---- Available data

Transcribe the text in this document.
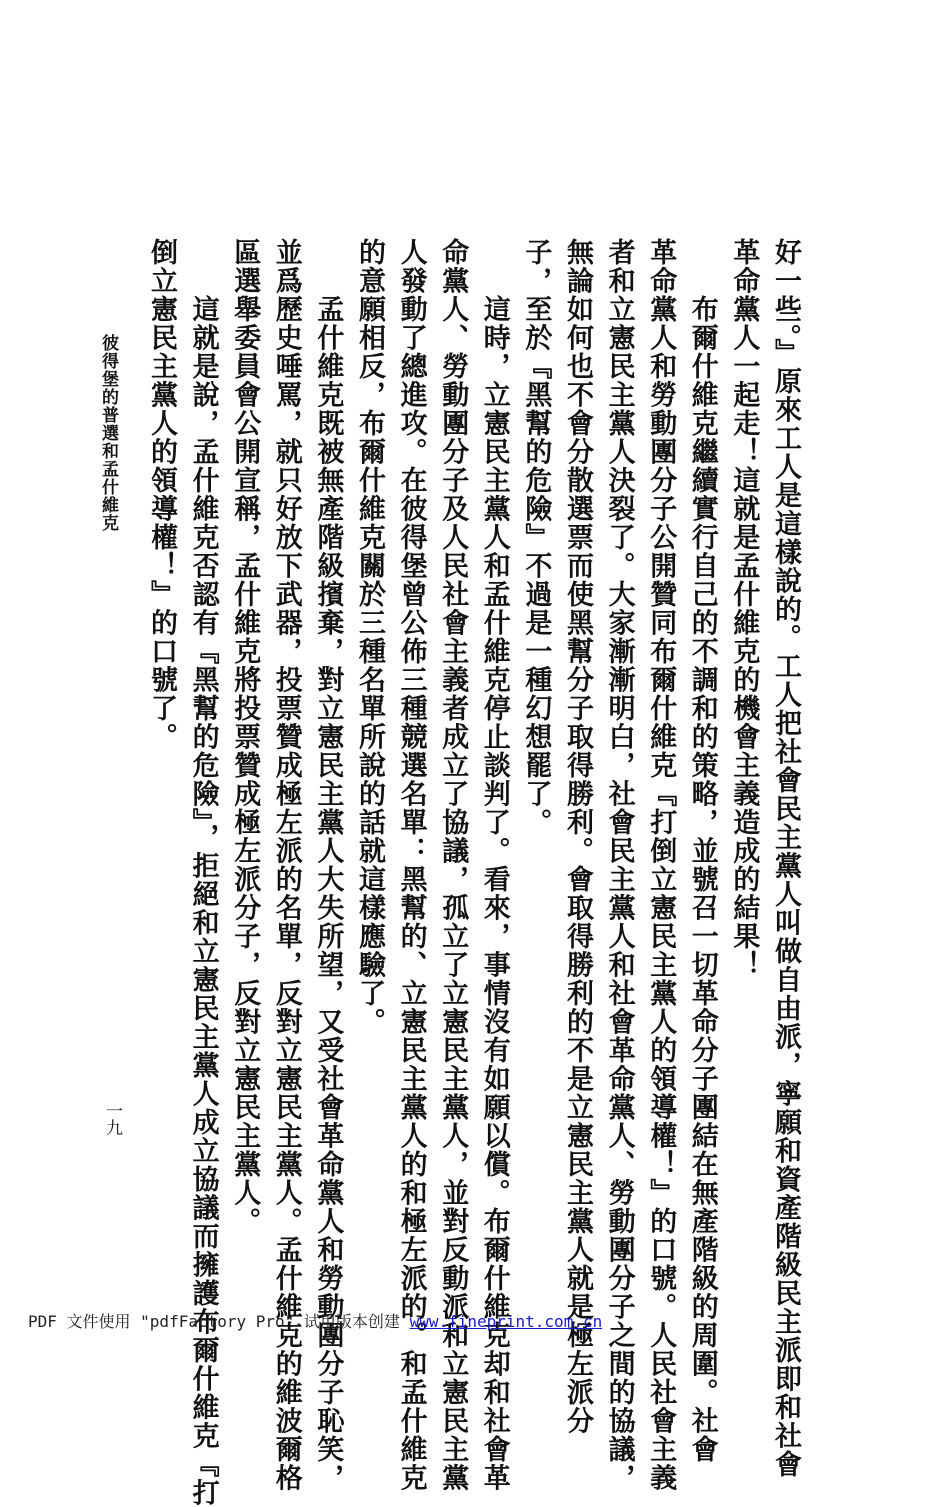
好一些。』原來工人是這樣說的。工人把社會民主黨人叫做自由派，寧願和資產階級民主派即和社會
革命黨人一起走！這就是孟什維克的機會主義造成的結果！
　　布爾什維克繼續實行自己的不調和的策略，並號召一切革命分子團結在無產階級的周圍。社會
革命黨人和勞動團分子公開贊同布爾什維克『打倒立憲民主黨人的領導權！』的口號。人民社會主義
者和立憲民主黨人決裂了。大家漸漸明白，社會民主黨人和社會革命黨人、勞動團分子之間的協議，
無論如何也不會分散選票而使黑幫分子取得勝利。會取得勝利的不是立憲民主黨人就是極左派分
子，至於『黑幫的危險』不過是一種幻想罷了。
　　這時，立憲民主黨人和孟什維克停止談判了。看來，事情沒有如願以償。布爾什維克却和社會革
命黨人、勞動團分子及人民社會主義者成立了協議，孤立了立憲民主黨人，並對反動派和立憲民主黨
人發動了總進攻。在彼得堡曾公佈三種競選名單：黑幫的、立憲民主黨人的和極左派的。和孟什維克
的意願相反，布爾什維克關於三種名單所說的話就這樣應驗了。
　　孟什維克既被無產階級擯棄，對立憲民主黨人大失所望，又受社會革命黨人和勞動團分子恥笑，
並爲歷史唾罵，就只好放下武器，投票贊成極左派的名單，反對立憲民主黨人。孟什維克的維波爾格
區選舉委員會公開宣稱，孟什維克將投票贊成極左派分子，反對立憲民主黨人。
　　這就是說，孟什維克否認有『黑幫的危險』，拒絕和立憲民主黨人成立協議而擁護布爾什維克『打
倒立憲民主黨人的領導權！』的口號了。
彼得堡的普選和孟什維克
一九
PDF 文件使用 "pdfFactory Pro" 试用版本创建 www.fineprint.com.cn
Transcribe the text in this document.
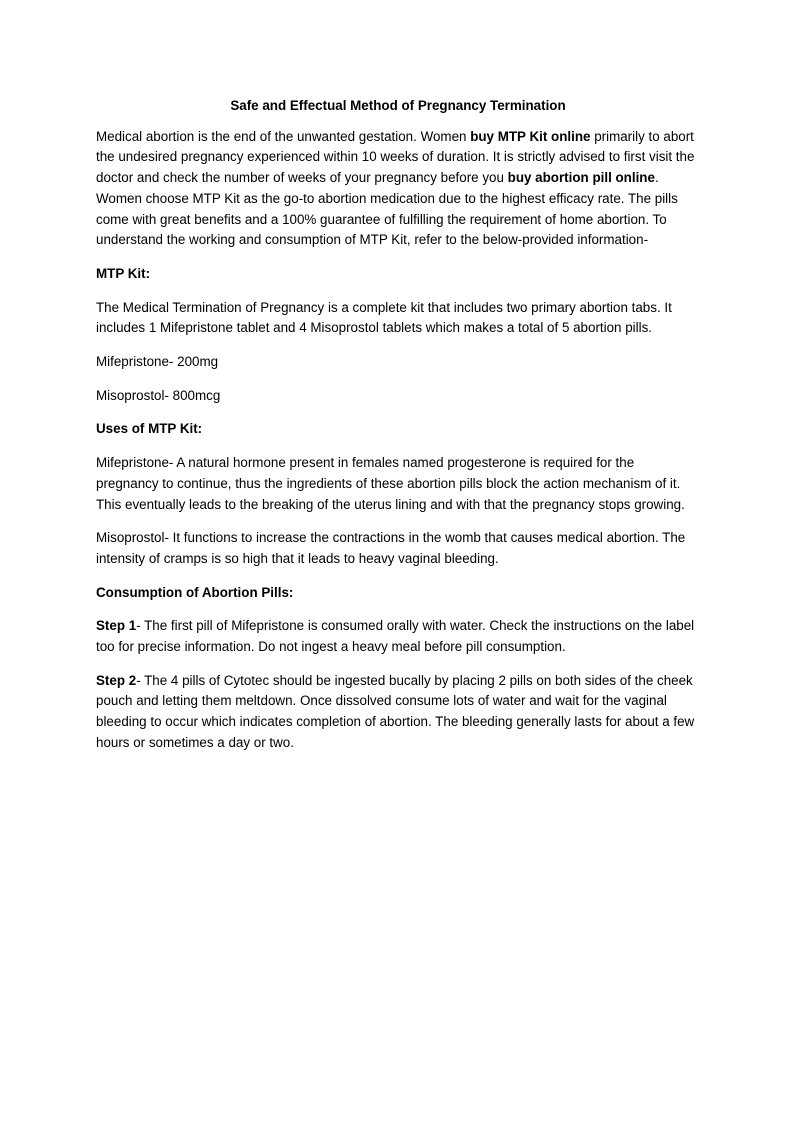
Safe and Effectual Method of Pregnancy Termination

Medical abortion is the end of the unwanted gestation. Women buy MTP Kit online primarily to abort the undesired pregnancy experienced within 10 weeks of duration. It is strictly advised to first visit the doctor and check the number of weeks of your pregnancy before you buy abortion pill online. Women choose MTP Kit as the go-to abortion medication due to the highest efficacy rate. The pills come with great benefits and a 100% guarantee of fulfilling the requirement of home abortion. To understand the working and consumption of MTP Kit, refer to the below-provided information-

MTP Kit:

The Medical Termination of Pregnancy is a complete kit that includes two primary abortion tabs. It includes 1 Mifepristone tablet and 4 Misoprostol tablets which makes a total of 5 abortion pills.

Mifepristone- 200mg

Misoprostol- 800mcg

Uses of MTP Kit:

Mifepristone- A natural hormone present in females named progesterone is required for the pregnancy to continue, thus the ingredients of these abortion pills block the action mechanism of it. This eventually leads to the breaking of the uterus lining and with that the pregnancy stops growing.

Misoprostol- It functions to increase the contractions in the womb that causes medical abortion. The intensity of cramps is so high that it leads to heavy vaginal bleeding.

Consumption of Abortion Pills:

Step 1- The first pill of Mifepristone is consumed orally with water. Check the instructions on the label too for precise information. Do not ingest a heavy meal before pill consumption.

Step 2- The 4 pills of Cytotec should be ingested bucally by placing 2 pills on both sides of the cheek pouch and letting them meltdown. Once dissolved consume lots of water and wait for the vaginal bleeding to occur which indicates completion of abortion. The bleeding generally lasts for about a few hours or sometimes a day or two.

--------
---- Available data

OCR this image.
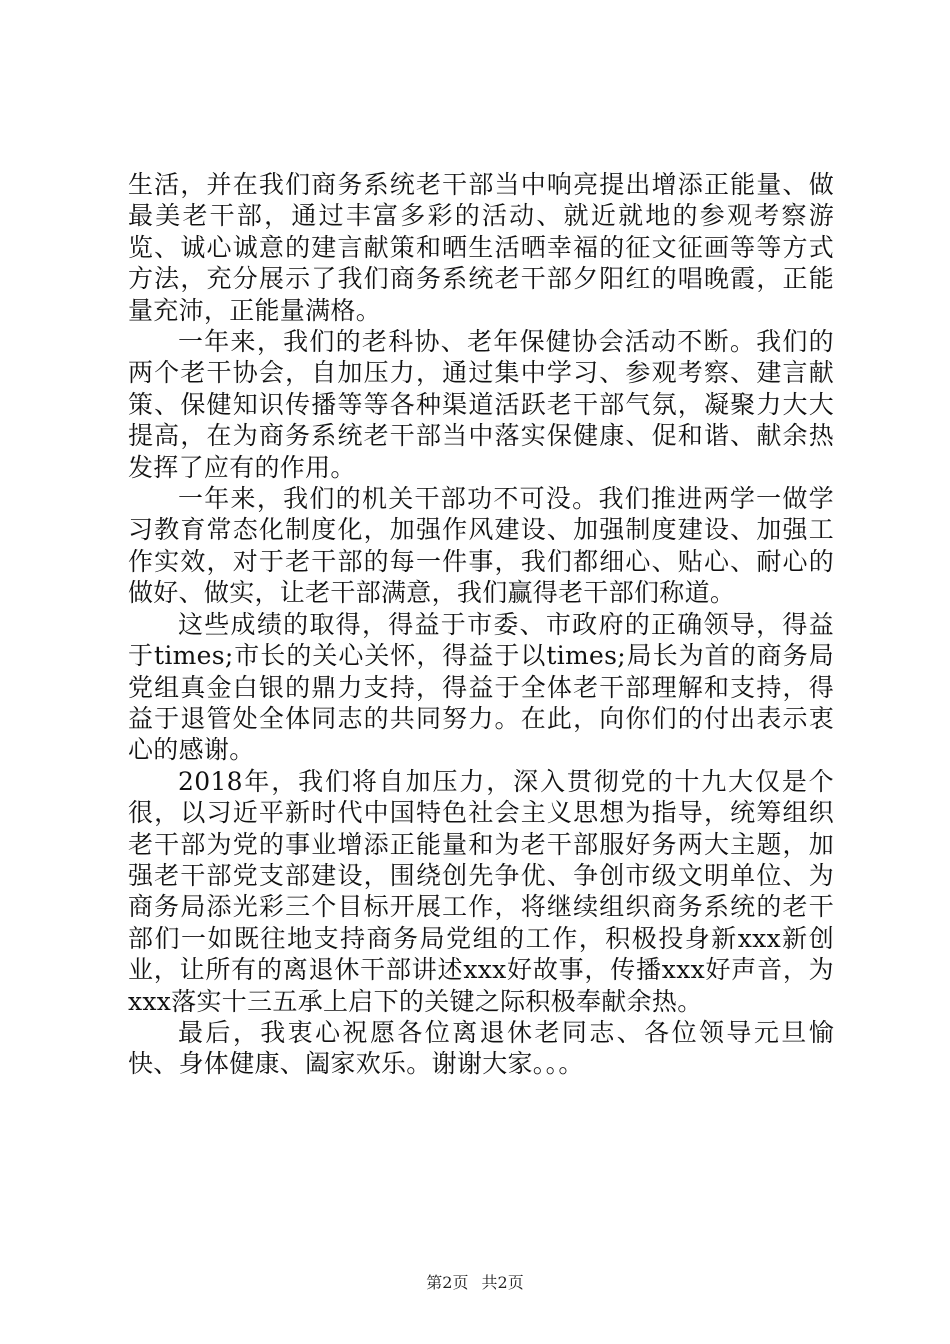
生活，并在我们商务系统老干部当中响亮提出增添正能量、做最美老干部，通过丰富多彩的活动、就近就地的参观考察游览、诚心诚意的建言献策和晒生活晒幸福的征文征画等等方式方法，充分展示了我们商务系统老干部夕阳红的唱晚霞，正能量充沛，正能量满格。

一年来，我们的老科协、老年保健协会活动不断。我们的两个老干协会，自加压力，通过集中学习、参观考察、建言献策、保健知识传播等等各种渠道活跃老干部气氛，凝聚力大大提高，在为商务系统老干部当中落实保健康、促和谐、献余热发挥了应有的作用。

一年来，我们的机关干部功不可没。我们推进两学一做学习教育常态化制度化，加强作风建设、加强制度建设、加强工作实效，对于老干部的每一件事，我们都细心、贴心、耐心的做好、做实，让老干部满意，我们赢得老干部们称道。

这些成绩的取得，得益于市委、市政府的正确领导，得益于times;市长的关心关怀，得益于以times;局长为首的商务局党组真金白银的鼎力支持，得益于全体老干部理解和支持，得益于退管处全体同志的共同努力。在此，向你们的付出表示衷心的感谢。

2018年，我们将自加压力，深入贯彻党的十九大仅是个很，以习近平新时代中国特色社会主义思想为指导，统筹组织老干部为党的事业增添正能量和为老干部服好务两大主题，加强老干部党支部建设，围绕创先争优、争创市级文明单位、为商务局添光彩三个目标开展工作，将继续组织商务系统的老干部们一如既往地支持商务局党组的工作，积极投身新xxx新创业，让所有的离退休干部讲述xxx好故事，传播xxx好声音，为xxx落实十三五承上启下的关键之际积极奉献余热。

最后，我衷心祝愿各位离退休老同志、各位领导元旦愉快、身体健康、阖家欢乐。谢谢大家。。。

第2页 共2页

--------

Objective:
Only lines holding the string "Termination" are wanted; gather each one from the entries above.

Solution for this problem:
Safe and Effectual Method of Pregnancy Termination
The Medical Termination of Pregnancy is a complete kit that includes two primary abortion tabs. It includes 1 Mifepristone tablet and 4 Misoprostol tablets which makes a total of 5 abortion pills.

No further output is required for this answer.